* start STORED DATA *

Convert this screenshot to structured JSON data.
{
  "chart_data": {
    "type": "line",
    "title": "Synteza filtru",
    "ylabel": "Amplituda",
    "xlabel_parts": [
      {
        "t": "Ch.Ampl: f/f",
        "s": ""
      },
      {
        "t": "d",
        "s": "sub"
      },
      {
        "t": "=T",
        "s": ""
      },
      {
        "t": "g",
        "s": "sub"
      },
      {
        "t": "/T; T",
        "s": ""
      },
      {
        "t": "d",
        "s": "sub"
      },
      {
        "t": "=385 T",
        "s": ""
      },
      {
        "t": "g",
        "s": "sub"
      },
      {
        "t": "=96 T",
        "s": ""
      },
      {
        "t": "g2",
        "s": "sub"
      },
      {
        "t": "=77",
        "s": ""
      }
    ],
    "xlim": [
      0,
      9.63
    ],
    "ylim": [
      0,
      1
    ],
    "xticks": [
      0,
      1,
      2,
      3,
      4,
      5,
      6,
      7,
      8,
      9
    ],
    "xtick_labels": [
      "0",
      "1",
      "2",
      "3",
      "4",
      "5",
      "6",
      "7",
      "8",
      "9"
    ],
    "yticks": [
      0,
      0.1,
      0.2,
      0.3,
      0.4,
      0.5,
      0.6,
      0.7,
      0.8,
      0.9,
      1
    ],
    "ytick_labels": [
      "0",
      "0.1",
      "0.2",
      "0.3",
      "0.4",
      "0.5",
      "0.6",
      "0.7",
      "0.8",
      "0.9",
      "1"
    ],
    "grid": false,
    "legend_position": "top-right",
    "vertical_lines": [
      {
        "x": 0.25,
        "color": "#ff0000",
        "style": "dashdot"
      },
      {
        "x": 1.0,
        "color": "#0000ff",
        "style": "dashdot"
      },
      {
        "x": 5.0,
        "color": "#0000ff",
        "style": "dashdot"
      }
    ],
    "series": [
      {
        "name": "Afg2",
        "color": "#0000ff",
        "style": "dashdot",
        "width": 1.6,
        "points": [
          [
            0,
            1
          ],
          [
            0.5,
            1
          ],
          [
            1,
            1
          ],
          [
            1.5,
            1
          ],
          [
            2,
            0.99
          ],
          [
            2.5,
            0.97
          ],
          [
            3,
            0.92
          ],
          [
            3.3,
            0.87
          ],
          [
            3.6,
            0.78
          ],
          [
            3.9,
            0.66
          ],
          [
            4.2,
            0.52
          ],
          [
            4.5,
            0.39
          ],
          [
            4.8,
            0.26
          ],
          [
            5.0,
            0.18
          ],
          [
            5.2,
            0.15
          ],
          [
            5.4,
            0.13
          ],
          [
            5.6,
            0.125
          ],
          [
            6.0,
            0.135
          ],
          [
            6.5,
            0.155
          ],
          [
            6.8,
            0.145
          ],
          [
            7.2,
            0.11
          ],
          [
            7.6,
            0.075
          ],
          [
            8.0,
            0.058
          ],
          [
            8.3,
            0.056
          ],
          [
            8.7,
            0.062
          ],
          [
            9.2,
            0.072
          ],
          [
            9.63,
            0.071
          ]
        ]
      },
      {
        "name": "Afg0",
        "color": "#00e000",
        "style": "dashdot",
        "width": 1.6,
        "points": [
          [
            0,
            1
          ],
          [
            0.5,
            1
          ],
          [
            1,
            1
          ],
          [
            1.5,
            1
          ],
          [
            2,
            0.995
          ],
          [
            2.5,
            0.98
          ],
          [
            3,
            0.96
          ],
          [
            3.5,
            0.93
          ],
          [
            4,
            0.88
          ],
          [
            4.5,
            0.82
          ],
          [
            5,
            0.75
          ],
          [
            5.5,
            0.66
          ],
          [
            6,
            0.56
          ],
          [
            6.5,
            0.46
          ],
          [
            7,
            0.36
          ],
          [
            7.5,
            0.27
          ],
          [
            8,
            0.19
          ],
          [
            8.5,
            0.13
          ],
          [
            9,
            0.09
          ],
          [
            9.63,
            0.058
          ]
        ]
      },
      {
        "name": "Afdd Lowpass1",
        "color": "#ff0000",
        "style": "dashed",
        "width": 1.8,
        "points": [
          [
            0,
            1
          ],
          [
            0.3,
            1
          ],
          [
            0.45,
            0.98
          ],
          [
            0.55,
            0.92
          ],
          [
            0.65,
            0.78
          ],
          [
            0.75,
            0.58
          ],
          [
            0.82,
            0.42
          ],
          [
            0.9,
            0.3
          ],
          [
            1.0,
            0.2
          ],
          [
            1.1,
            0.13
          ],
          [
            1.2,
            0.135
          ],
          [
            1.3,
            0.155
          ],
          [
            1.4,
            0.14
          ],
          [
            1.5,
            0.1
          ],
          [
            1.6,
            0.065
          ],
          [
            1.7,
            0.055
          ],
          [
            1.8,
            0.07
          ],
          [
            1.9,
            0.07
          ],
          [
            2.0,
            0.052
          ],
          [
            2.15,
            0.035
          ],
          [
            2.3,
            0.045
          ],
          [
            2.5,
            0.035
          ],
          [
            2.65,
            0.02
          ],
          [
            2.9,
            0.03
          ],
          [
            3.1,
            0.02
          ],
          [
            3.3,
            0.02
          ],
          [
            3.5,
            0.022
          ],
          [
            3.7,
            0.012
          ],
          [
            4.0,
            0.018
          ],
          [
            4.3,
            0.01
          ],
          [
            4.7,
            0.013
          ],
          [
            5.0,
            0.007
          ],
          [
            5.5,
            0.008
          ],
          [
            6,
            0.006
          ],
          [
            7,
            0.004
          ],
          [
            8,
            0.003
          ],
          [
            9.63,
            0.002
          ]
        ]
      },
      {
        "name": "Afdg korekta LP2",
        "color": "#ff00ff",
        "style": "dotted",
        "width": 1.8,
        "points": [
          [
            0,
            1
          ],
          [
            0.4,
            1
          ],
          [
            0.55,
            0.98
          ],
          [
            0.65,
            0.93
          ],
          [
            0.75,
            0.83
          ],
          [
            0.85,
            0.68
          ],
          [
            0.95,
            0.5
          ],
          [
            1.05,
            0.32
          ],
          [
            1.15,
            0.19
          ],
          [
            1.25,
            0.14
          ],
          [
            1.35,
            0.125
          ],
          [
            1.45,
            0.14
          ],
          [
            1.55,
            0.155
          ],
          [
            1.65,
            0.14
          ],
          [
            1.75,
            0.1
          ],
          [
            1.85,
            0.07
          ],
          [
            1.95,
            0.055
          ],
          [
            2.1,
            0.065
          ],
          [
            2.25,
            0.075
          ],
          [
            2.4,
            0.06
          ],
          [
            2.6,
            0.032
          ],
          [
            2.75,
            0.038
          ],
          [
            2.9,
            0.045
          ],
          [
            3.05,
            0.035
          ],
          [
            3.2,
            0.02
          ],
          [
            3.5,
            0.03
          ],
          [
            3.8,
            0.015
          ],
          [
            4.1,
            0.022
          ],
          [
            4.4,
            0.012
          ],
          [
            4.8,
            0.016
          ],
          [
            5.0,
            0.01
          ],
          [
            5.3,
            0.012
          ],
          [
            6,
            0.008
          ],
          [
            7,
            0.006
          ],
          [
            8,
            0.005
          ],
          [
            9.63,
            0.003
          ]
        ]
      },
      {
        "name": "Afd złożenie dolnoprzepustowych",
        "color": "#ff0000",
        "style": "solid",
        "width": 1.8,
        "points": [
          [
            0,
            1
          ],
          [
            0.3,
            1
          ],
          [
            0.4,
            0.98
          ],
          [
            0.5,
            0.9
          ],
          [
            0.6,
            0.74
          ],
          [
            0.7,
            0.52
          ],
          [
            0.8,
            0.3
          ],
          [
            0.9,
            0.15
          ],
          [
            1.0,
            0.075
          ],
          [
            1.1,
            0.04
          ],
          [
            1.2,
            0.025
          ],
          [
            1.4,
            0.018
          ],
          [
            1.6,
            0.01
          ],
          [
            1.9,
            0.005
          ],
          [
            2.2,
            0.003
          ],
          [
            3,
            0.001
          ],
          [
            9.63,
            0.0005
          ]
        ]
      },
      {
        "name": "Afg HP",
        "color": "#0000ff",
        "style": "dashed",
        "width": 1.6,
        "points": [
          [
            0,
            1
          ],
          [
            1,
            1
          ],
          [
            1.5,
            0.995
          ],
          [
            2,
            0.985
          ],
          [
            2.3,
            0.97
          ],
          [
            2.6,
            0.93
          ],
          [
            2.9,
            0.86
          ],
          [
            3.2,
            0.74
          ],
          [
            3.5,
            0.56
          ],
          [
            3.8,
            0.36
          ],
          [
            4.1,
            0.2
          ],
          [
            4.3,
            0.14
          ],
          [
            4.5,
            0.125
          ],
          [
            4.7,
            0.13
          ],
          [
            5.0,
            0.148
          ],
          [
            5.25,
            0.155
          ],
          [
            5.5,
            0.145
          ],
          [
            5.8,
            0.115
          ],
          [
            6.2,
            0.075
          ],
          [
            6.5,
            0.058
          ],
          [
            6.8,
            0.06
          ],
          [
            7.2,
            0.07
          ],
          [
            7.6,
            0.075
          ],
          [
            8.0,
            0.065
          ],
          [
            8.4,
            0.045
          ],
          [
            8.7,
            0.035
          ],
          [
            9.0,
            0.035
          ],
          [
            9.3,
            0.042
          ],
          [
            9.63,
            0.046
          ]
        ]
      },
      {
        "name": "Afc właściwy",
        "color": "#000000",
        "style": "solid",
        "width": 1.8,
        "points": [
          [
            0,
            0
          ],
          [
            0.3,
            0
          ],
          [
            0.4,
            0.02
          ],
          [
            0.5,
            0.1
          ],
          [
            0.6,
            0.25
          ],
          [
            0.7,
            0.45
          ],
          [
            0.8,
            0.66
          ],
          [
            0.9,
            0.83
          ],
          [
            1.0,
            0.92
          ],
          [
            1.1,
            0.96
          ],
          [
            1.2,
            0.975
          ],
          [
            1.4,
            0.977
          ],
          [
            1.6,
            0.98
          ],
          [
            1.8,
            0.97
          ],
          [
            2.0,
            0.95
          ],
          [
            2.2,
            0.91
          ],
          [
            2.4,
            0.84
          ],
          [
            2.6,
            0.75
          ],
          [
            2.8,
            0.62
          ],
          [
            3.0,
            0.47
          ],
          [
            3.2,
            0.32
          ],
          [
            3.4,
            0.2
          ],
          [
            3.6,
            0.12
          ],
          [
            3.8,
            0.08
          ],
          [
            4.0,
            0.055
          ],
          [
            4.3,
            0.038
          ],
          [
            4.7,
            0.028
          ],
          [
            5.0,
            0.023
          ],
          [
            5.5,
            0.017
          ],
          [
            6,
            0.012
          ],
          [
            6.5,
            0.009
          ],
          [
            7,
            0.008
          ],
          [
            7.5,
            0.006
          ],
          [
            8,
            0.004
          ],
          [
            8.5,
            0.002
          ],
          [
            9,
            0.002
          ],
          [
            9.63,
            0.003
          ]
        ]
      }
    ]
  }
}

* end STORED DATA *
* start STORED DATA *

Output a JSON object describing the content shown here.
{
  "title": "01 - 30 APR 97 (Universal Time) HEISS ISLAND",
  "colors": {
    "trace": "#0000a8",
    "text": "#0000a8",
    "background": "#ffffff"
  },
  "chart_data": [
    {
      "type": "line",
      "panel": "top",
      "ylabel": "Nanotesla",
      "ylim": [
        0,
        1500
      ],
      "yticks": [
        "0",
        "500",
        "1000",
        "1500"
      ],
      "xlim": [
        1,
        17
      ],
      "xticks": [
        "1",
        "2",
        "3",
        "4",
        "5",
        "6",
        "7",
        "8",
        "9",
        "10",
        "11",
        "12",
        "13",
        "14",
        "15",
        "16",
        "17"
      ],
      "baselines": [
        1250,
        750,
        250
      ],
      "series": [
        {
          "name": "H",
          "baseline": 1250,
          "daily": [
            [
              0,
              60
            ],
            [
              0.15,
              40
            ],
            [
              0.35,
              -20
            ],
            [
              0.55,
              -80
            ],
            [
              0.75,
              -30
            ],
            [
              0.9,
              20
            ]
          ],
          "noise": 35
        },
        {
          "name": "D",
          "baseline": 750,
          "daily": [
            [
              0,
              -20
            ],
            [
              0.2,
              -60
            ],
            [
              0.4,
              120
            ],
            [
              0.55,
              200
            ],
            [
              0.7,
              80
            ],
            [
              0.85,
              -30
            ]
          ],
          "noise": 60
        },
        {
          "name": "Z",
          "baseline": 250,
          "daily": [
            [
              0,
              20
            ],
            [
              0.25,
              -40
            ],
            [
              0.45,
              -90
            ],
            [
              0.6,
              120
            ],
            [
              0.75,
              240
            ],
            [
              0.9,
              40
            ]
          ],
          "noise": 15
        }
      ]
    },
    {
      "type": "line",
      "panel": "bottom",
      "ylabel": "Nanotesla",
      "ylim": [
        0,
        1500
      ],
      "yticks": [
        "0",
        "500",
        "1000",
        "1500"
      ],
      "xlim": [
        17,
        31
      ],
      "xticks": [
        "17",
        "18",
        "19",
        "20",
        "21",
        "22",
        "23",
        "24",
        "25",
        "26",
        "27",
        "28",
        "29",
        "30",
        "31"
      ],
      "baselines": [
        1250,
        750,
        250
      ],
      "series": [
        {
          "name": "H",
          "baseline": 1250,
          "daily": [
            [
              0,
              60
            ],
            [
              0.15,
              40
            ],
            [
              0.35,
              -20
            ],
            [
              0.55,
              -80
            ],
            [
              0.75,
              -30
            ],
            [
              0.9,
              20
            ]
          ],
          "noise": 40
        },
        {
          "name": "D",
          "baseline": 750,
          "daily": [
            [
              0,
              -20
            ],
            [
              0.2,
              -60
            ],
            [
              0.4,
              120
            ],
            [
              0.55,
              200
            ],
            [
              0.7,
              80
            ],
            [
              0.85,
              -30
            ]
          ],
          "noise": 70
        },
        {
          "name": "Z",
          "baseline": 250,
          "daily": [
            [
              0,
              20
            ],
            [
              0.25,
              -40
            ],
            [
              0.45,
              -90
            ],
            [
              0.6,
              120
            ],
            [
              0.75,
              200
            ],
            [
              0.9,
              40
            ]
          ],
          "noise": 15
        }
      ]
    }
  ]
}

* end STORED DATA *

# WHAT YOU NEED TO DO:
Using the records above, gather all lines where the string "JSON" is present.

# COMPLETED EXERCISE:
Convert this screenshot to structured JSON data.
Output a JSON object describing the content shown here.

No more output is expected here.